#### [Problem 1]
Copy the passage of the shell shortcuts thread from "Alt-u converts next" to "works in ZSH." character for character.
#### [Problem 2]
Repeat the rows word for word, beginning with the first row and ending with the line that contains "1138, 448, 1175]", including that line.

#### [Provided text]
┌──

Also there's a big difference between Alt + Backspc and Ctrl + w. The first
will delete a word consisting of only alphanumerics, while Ctrl + w also
deletes the word, but word can be made of any characters other than space.

------
mr_donk
> Now that we know we don't need the up and down arrow keys, what about the
> left and right? Unfortunately, these keys are still needed for single
> character movements

Don't ctrl-f and ctrl-b work?

------
rofrol
I would suggest
[https://github.com/BurntSushi/ripgrep](https://github.com/BurntSushi/ripgrep)
over ag

------
ndesaulniers
When going past something with ctrl+r, use backspace rather than ctrl+s. less
has movements similar to vim. In less, hit v to open the file in your editor.

------
annetee
Also:

Alt-l converts next word to lowercase

Alt-u converts next work to uppercase

------
thiagof
A very usefull command is Alt-m. This command repeat the last digited string
in the current line. It only works in ZSH.

└──

#### [Dataset excerpts]
┌──

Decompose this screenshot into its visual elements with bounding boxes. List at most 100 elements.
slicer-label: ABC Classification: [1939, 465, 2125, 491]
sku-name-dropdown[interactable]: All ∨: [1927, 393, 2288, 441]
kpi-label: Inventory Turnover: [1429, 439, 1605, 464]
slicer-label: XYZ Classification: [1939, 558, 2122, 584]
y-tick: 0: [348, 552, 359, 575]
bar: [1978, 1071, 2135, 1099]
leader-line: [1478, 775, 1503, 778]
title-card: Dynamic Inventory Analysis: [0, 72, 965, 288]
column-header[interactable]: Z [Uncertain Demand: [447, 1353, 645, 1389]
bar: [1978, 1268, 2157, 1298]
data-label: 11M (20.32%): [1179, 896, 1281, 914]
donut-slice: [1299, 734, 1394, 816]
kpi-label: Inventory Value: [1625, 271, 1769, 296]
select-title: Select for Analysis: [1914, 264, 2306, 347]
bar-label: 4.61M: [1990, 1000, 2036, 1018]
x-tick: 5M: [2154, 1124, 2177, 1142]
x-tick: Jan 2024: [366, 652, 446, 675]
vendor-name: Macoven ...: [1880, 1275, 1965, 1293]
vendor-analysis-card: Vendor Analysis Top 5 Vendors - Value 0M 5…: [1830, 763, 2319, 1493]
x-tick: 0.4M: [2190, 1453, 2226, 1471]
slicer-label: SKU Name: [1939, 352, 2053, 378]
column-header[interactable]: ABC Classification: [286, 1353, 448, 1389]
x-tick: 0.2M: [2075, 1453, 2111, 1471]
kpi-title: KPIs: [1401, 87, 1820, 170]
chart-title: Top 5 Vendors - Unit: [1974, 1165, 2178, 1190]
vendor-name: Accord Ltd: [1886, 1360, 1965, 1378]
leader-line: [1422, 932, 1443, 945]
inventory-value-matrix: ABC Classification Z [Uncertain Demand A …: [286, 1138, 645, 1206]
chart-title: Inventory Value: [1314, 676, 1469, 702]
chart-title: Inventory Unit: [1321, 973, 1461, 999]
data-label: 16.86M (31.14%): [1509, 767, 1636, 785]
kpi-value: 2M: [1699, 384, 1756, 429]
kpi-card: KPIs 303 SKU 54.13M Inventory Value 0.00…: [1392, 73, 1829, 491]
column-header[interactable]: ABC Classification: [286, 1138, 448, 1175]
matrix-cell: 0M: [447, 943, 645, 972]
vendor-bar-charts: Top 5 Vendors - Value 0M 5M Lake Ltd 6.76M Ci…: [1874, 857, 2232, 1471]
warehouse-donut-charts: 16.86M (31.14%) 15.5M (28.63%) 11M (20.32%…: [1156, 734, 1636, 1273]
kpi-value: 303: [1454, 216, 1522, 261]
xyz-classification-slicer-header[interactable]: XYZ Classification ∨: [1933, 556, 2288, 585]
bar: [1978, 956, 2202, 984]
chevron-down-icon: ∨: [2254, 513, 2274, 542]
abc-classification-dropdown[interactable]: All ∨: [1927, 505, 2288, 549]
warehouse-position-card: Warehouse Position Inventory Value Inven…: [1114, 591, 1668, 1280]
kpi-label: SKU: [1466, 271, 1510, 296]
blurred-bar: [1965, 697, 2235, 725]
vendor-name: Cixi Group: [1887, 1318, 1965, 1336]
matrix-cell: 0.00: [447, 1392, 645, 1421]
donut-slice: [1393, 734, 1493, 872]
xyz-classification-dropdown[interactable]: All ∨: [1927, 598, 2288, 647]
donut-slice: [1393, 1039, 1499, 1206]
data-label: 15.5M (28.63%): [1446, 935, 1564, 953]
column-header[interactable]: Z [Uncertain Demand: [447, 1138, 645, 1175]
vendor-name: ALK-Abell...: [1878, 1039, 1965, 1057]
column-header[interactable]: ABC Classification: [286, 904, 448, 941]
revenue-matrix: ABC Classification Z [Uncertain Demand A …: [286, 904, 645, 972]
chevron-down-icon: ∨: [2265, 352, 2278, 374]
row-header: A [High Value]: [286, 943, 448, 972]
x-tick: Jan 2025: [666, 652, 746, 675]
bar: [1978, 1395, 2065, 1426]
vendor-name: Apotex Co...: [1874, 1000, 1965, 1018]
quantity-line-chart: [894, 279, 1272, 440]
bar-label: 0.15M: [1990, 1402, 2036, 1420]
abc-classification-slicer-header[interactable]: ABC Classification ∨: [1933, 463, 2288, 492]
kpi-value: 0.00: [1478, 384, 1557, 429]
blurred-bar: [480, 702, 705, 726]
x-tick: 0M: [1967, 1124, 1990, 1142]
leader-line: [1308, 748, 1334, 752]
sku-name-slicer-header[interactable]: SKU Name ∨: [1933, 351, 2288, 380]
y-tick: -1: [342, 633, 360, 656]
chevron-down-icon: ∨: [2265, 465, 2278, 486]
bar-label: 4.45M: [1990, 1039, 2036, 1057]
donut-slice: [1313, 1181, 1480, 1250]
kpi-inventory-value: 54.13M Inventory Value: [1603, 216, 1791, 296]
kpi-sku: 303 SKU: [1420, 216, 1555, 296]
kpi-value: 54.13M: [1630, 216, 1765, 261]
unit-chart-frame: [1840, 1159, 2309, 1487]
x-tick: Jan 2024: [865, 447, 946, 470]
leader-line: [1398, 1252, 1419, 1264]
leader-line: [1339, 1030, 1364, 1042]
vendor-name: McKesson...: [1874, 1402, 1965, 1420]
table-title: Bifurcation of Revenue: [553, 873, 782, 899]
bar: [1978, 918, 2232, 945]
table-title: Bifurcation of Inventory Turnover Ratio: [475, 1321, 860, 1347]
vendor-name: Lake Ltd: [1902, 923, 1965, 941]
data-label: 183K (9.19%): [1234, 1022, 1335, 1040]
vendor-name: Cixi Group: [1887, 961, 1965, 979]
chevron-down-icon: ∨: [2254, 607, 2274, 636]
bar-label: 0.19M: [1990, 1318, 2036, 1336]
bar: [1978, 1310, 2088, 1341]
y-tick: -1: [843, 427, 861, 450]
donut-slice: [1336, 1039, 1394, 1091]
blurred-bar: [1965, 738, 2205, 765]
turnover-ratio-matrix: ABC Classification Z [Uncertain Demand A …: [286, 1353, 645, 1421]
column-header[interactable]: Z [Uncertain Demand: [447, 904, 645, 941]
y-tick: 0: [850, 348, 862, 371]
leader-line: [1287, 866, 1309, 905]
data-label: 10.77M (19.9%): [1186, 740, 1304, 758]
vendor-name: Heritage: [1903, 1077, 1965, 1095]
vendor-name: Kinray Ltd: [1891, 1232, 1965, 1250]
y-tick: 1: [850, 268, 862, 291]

└──

#### [Right answer 1]
Alt-u converts next work to uppercase

------
thiagof
A very usefull command is Alt-m. This command repeat the last digited string
in the current line. It only works in ZSH.

#### [Right answer 2]
Decompose this screenshot into its visual elements with bounding boxes. List at most 100 elements.
slicer-label: ABC Classification: [1939, 465, 2125, 491]
sku-name-dropdown[interactable]: All ∨: [1927, 393, 2288, 441]
kpi-label: Inventory Turnover: [1429, 439, 1605, 464]
slicer-label: XYZ Classification: [1939, 558, 2122, 584]
y-tick: 0: [348, 552, 359, 575]
bar: [1978, 1071, 2135, 1099]
leader-line: [1478, 775, 1503, 778]
title-card: Dynamic Inventory Analysis: [0, 72, 965, 288]
column-header[interactable]: Z [Uncertain Demand: [447, 1353, 645, 1389]
bar: [1978, 1268, 2157, 1298]
data-label: 11M (20.32%): [1179, 896, 1281, 914]
donut-slice: [1299, 734, 1394, 816]
kpi-label: Inventory Value: [1625, 271, 1769, 296]
select-title: Select for Analysis: [1914, 264, 2306, 347]
bar-label: 4.61M: [1990, 1000, 2036, 1018]
x-tick: 5M: [2154, 1124, 2177, 1142]
x-tick: Jan 2024: [366, 652, 446, 675]
vendor-name: Macoven ...: [1880, 1275, 1965, 1293]
vendor-analysis-card: Vendor Analysis Top 5 Vendors - Value 0M 5…: [1830, 763, 2319, 1493]
x-tick: 0.4M: [2190, 1453, 2226, 1471]
slicer-label: SKU Name: [1939, 352, 2053, 378]
column-header[interactable]: ABC Classification: [286, 1353, 448, 1389]
x-tick: 0.2M: [2075, 1453, 2111, 1471]
kpi-title: KPIs: [1401, 87, 1820, 170]
chart-title: Top 5 Vendors - Unit: [1974, 1165, 2178, 1190]
vendor-name: Accord Ltd: [1886, 1360, 1965, 1378]
leader-line: [1422, 932, 1443, 945]
inventory-value-matrix: ABC Classification Z [Uncertain Demand A …: [286, 1138, 645, 1206]
chart-title: Inventory Value: [1314, 676, 1469, 702]
chart-title: Inventory Unit: [1321, 973, 1461, 999]
data-label: 16.86M (31.14%): [1509, 767, 1636, 785]
kpi-value: 2M: [1699, 384, 1756, 429]
kpi-card: KPIs 303 SKU 54.13M Inventory Value 0.00…: [1392, 73, 1829, 491]
column-header[interactable]: ABC Classification: [286, 1138, 448, 1175]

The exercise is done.